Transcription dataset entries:
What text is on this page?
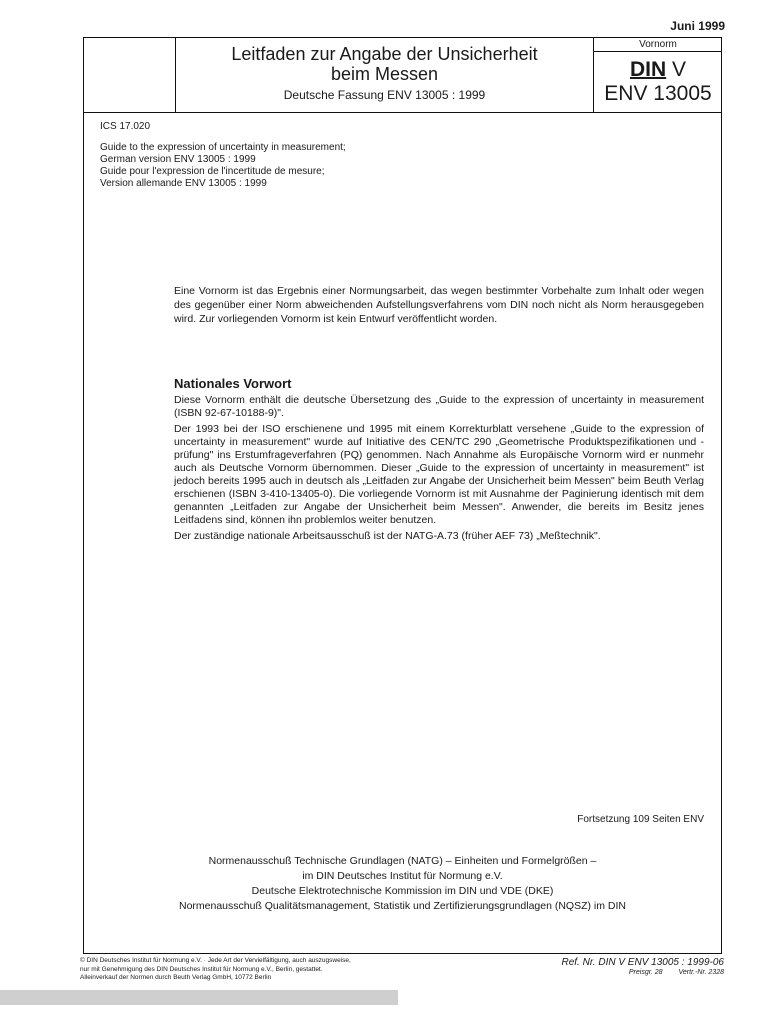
Juni 1999
Leitfaden zur Angabe der Unsicherheit
beim Messen
Deutsche Fassung ENV 13005 : 1999
Vornorm
DIN V
ENV 13005
ICS 17.020
Guide to the expression of uncertainty in measurement;
German version ENV 13005 : 1999
Guide pour l'expression de l'incertitude de mesure;
Version allemande ENV 13005 : 1999
Eine Vornorm ist das Ergebnis einer Normungsarbeit, das wegen bestimmter Vorbehalte zum Inhalt oder wegen des gegenüber einer Norm abweichenden Aufstellungsverfahrens vom DIN noch nicht als Norm herausgegeben wird. Zur vorliegenden Vornorm ist kein Entwurf veröffentlicht worden.
Nationales Vorwort

Diese Vornorm enthält die deutsche Übersetzung des „Guide to the expression of uncertainty in measurement (ISBN 92-67-10188-9)".

Der 1993 bei der ISO erschienene und 1995 mit einem Korrekturblatt versehene „Guide to the expression of uncertainty in measurement" wurde auf Initiative des CEN/TC 290 „Geometrische Produktspezifikationen und -prüfung" ins Erstumfrageverfahren (PQ) genommen. Nach Annahme als Europäische Vornorm wird er nunmehr auch als Deutsche Vornorm übernommen. Dieser „Guide to the expression of uncertainty in measurement" ist jedoch bereits 1995 auch in deutsch als „Leitfaden zur Angabe der Unsicherheit beim Messen" beim Beuth Verlag erschienen (ISBN 3-410-13405-0). Die vorliegende Vornorm ist mit Ausnahme der Paginierung identisch mit dem genannten „Leitfaden zur Angabe der Unsicherheit beim Messen". Anwender, die bereits im Besitz jenes Leitfadens sind, können ihn problemlos weiter benutzen.

Der zuständige nationale Arbeitsausschuß ist der NATG-A.73 (früher AEF 73) „Meßtechnik".

Fortsetzung 109 Seiten ENV
Normenausschuß Technische Grundlagen (NATG) – Einheiten und Formelgrößen –
im DIN Deutsches Institut für Normung e.V.
Deutsche Elektrotechnische Kommission im DIN und VDE (DKE)
Normenausschuß Qualitätsmanagement, Statistik und Zertifizierungsgrundlagen (NQSZ) im DIN
© DIN Deutsches Institut für Normung e.V. · Jede Art der Vervielfältigung, auch auszugsweise,
nur mit Genehmigung des DIN Deutsches Institut für Normung e.V., Berlin, gestattet.
Alleinverkauf der Normen durch Beuth Verlag GmbH, 10772 Berlin
Ref. Nr. DIN V ENV 13005 : 1999-06
Preisgr. 28 Vertr.-Nr. 2328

• **INSTRUCTIONS FOR THE TASK**:
Give back all the data exactly, minus pictures.

• **RESULT OF THIS TASK**:
What text is on this page?
Juni 1999
Leitfaden zur Angabe der Unsicherheit
beim Messen
Deutsche Fassung ENV 13005 : 1999
Vornorm
DIN V
ENV 13005
ICS 17.020
Guide to the expression of uncertainty in measurement;
German version ENV 13005 : 1999
Guide pour l'expression de l'incertitude de mesure;
Version allemande ENV 13005 : 1999
Eine Vornorm ist das Ergebnis einer Normungsarbeit, das wegen bestimmter Vorbehalte zum Inhalt oder wegen des gegenüber einer Norm abweichenden Aufstellungsverfahrens vom DIN noch nicht als Norm herausgegeben wird. Zur vorliegenden Vornorm ist kein Entwurf veröffentlicht worden.
Nationales Vorwort

Diese Vornorm enthält die deutsche Übersetzung des „Guide to the expression of uncertainty in measurement (ISBN 92-67-10188-9)".

Der 1993 bei der ISO erschienene und 1995 mit einem Korrekturblatt versehene „Guide to the expression of uncertainty in measurement" wurde auf Initiative des CEN/TC 290 „Geometrische Produktspezifikationen und -prüfung" ins Erstumfrageverfahren (PQ) genommen. Nach Annahme als Europäische Vornorm wird er nunmehr auch als Deutsche Vornorm übernommen. Dieser „Guide to the expression of uncertainty in measurement" ist jedoch bereits 1995 auch in deutsch als „Leitfaden zur Angabe der Unsicherheit beim Messen" beim Beuth Verlag erschienen (ISBN 3-410-13405-0). Die vorliegende Vornorm ist mit Ausnahme der Paginierung identisch mit dem genannten „Leitfaden zur Angabe der Unsicherheit beim Messen". Anwender, die bereits im Besitz jenes Leitfadens sind, können ihn problemlos weiter benutzen.

Der zuständige nationale Arbeitsausschuß ist der NATG-A.73 (früher AEF 73) „Meßtechnik".

Fortsetzung 109 Seiten ENV
Normenausschuß Technische Grundlagen (NATG) – Einheiten und Formelgrößen –
im DIN Deutsches Institut für Normung e.V.
Deutsche Elektrotechnische Kommission im DIN und VDE (DKE)
Normenausschuß Qualitätsmanagement, Statistik und Zertifizierungsgrundlagen (NQSZ) im DIN
© DIN Deutsches Institut für Normung e.V. · Jede Art der Vervielfältigung, auch auszugsweise,
nur mit Genehmigung des DIN Deutsches Institut für Normung e.V., Berlin, gestattet.
Alleinverkauf der Normen durch Beuth Verlag GmbH, 10772 Berlin
Ref. Nr. DIN V ENV 13005 : 1999-06
Preisgr. 28 Vertr.-Nr. 2328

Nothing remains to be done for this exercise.